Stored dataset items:
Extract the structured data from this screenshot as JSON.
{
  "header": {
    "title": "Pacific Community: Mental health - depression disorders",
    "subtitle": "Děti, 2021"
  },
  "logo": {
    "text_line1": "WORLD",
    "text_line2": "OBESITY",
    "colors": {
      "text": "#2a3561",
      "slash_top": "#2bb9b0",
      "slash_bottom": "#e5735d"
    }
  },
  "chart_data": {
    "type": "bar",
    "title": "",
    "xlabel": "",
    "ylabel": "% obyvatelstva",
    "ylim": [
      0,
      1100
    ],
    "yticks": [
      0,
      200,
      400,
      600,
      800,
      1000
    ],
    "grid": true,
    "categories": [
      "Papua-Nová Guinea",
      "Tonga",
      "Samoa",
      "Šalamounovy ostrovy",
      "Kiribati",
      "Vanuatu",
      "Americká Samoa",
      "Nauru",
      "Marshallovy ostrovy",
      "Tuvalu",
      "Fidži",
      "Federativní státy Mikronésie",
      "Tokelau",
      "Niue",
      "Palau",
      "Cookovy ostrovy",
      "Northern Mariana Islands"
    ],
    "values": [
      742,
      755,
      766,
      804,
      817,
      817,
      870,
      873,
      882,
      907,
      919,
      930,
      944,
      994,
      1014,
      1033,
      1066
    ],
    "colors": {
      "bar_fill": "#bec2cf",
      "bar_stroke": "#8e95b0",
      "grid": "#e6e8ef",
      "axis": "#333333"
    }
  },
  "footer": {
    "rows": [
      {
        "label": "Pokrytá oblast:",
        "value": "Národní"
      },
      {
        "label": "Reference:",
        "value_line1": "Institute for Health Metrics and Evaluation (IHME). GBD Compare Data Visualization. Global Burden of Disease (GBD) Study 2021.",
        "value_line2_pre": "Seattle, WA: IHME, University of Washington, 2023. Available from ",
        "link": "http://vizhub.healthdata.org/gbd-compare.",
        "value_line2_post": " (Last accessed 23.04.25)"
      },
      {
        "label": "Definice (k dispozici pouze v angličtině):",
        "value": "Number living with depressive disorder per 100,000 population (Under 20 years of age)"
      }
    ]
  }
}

_AIM OF THE EXERCISE_: Copy out each record exactly as given, omitting none.

_CORRECT ANSWER_:
Extract the structured data from this screenshot as JSON.
{
  "header": {
    "title": "Pacific Community: Mental health - depression disorders",
    "subtitle": "Děti, 2021"
  },
  "logo": {
    "text_line1": "WORLD",
    "text_line2": "OBESITY",
    "colors": {
      "text": "#2a3561",
      "slash_top": "#2bb9b0",
      "slash_bottom": "#e5735d"
    }
  },
  "chart_data": {
    "type": "bar",
    "title": "",
    "xlabel": "",
    "ylabel": "% obyvatelstva",
    "ylim": [
      0,
      1100
    ],
    "yticks": [
      0,
      200,
      400,
      600,
      800,
      1000
    ],
    "grid": true,
    "categories": [
      "Papua-Nová Guinea",
      "Tonga",
      "Samoa",
      "Šalamounovy ostrovy",
      "Kiribati",
      "Vanuatu",
      "Americká Samoa",
      "Nauru",
      "Marshallovy ostrovy",
      "Tuvalu",
      "Fidži",
      "Federativní státy Mikronésie",
      "Tokelau",
      "Niue",
      "Palau",
      "Cookovy ostrovy",
      "Northern Mariana Islands"
    ],
    "values": [
      742,
      755,
      766,
      804,
      817,
      817,
      870,
      873,
      882,
      907,
      919,
      930,
      944,
      994,
      1014,
      1033,
      1066
    ],
    "colors": {
      "bar_fill": "#bec2cf",
      "bar_stroke": "#8e95b0",
      "grid": "#e6e8ef",
      "axis": "#333333"
    }
  },
  "footer": {
    "rows": [
      {
        "label": "Pokrytá oblast:",
        "value": "Národní"
      },
      {
        "label": "Reference:",
        "value_line1": "Institute for Health Metrics and Evaluation (IHME). GBD Compare Data Visualization. Global Burden of Disease (GBD) Study 2021.",
        "value_line2_pre": "Seattle, WA: IHME, University of Washington, 2023. Available from ",
        "link": "http://vizhub.healthdata.org/gbd-compare.",
        "value_line2_post": " (Last accessed 23.04.25)"
      },
      {
        "label": "Definice (k dispozici pouze v angličtině):",
        "value": "Number living with depressive disorder per 100,000 population (Under 20 years of age)"
      }
    ]
  }
}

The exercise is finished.